— Start —

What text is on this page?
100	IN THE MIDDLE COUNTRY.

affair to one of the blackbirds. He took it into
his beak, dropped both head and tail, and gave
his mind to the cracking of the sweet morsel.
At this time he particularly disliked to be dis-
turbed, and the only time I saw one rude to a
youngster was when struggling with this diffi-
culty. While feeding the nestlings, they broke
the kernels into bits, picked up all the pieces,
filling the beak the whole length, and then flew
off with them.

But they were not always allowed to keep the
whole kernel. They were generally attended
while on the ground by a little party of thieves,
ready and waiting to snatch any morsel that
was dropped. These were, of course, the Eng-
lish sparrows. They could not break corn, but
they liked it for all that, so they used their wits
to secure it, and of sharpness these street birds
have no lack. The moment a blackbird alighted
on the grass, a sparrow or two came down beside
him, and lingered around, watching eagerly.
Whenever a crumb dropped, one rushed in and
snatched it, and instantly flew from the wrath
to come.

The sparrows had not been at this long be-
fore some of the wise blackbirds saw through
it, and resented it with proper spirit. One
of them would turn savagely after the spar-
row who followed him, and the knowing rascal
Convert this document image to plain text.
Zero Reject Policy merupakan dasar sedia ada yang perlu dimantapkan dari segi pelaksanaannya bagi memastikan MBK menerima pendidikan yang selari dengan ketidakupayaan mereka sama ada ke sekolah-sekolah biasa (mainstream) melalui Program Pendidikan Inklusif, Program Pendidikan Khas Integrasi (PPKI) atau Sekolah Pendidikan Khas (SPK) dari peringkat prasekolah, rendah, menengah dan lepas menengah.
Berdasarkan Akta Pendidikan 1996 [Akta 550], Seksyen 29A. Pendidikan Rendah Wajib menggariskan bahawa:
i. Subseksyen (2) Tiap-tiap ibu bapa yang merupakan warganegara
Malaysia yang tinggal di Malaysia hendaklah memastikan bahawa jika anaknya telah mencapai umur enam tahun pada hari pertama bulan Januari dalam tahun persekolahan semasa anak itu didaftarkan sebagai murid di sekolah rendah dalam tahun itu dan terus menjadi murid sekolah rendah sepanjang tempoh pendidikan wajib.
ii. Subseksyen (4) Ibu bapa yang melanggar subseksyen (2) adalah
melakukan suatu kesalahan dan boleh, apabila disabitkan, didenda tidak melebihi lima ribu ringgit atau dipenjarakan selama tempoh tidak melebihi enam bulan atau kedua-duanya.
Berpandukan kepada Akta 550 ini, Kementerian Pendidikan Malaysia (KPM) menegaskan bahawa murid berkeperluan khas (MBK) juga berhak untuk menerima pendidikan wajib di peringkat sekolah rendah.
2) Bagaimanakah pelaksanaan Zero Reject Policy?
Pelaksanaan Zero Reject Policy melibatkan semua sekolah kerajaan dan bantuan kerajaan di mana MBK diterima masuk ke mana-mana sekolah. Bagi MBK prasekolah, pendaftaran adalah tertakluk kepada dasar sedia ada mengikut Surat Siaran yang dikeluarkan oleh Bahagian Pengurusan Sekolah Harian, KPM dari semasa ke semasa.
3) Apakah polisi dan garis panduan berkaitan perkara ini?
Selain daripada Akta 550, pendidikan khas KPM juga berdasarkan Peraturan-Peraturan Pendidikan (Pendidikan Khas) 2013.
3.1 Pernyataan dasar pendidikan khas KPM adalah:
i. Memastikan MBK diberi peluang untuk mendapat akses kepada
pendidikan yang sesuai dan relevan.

— End —

* **WORK TO COMPLETE**
Read through the data and copy every line where "were" shows up.

* **REPLY TO THE EXERCISE**
But they were not always allowed to keep the
whole kernel. They were generally attended
was dropped. These were, of course, the Eng-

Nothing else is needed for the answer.